#### Records to use
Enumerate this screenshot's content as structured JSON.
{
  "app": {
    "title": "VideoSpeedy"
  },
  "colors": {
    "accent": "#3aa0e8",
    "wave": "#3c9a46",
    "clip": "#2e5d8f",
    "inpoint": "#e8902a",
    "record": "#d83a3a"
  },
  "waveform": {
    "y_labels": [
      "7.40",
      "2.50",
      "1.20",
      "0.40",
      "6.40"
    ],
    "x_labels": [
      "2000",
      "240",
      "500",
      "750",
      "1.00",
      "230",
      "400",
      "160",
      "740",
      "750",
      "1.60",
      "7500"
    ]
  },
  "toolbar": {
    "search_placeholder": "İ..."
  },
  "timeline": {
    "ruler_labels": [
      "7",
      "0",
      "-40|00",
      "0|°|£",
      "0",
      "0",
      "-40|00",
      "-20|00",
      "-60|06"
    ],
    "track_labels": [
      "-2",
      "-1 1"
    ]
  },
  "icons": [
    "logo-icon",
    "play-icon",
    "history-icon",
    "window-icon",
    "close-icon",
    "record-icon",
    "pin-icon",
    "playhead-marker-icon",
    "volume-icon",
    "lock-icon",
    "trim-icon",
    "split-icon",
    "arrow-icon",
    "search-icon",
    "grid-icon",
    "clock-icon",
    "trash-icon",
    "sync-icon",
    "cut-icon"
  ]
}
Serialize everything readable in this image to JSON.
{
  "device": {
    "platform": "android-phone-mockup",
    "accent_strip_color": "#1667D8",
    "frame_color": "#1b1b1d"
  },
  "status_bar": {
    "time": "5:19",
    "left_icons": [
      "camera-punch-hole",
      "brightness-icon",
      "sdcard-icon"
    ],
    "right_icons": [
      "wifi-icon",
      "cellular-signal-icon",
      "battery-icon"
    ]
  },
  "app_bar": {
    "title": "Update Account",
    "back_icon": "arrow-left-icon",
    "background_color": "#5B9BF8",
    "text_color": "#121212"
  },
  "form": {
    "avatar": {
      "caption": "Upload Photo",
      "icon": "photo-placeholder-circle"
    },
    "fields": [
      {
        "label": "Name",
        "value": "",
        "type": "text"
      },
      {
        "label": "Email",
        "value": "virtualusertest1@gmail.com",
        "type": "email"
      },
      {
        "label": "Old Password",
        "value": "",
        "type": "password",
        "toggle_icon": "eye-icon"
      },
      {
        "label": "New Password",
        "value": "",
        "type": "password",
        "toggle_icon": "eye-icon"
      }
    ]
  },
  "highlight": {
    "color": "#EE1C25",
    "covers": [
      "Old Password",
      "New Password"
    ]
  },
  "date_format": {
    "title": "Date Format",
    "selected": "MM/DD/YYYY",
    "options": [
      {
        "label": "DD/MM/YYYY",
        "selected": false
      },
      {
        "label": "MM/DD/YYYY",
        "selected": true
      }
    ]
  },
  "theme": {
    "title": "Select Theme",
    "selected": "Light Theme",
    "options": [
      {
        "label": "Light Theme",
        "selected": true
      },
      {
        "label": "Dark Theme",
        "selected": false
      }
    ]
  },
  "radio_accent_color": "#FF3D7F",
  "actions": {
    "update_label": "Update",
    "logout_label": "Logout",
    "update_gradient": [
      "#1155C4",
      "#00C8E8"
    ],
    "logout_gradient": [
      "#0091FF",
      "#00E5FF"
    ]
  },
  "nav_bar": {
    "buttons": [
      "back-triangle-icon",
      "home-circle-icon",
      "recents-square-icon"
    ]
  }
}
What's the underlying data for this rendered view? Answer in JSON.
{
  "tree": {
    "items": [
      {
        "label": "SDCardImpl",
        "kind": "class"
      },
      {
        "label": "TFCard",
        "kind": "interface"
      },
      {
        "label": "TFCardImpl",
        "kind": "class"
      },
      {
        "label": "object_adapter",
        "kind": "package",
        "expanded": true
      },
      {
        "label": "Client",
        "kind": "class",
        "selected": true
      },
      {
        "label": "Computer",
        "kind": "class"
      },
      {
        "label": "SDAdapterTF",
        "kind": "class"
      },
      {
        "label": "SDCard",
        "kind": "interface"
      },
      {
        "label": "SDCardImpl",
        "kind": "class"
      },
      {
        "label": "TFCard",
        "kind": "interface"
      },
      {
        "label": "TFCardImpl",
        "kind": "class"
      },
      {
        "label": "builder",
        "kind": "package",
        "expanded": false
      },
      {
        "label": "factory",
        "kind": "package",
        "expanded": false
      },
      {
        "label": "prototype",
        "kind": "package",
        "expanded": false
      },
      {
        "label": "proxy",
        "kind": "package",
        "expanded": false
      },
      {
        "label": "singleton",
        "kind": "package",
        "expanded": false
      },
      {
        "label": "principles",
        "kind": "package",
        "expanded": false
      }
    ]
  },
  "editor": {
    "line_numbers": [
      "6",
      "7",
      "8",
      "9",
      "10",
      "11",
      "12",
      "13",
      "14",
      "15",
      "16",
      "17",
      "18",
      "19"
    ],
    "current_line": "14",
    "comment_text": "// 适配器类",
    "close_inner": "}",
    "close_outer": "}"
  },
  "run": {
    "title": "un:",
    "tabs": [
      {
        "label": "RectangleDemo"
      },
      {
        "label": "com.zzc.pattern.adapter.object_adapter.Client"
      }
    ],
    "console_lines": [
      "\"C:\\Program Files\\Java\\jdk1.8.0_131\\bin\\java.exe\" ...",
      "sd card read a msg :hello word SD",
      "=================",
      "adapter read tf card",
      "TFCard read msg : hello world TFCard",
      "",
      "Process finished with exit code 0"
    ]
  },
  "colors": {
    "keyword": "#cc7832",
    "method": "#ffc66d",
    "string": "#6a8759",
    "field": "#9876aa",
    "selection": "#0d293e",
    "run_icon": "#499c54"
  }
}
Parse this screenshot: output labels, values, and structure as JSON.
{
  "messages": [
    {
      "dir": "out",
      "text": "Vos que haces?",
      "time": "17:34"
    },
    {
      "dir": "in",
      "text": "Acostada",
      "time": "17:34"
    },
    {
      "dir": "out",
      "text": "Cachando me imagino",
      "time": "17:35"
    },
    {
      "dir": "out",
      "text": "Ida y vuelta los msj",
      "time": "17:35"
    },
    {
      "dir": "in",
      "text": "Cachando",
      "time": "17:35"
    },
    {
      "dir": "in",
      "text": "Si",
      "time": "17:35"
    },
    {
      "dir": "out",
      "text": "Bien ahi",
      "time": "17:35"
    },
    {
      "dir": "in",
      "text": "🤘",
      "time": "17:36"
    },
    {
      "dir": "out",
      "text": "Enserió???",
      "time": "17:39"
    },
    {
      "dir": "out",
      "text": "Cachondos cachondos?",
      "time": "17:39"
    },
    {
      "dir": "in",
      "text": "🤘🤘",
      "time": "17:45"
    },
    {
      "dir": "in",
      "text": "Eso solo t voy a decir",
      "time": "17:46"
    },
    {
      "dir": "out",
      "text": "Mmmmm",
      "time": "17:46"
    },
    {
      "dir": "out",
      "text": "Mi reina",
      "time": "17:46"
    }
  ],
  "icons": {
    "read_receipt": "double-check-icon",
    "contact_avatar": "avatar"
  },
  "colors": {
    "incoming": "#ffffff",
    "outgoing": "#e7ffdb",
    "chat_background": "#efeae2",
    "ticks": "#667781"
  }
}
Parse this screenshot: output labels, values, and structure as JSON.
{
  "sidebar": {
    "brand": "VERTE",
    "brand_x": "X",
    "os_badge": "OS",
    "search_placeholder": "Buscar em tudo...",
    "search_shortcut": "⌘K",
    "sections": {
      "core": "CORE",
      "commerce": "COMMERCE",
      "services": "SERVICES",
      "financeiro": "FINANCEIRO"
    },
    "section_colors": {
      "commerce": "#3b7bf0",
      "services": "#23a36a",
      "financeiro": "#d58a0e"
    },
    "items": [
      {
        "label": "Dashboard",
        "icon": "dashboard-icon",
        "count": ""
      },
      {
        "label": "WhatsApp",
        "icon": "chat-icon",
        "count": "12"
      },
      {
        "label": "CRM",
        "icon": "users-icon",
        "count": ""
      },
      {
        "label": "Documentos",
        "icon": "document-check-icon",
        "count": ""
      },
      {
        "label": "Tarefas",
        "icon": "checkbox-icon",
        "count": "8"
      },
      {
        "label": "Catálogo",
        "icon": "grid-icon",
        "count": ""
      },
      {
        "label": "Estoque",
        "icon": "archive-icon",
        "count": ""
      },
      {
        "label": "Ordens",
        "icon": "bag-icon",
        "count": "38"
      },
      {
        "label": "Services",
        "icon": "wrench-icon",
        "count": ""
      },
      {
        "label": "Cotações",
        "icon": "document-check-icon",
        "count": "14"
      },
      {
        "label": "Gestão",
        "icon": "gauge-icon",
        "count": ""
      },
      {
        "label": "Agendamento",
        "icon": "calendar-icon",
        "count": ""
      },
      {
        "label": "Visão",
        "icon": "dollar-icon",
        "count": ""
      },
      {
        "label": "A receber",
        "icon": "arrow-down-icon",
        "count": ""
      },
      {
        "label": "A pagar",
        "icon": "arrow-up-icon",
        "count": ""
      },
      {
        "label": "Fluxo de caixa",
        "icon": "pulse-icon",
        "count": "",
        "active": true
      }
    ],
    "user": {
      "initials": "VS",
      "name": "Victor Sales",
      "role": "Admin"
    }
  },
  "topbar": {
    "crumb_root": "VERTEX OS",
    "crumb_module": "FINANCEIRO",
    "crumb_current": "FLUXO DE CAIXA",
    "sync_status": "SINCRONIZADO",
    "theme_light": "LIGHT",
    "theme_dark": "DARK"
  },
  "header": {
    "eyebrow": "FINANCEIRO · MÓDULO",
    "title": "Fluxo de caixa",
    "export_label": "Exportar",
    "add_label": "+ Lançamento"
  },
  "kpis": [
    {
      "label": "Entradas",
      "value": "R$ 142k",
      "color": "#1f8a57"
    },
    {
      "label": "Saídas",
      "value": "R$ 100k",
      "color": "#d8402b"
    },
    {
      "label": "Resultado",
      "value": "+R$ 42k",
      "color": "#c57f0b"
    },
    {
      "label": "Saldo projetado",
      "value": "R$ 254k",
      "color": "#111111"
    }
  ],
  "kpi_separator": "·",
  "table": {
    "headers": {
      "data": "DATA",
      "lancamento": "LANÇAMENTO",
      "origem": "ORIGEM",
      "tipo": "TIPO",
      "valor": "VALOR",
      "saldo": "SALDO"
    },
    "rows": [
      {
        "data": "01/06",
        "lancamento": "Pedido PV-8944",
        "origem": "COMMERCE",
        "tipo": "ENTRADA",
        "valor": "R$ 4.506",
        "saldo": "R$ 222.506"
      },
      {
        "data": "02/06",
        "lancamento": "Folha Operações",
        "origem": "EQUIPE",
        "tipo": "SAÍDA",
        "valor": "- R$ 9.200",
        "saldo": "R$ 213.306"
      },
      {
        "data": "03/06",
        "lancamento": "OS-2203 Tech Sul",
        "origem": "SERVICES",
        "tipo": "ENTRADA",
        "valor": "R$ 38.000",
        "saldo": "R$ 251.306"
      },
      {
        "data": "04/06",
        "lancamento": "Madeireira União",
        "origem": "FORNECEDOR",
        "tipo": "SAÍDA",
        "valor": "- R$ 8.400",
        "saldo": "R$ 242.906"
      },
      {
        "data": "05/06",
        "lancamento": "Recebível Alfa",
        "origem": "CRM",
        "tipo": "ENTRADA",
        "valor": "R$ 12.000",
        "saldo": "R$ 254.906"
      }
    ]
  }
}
########
Given exercise: Find every line holding the word "Cachando"; give their count and nothing else.

Completed exercise: 2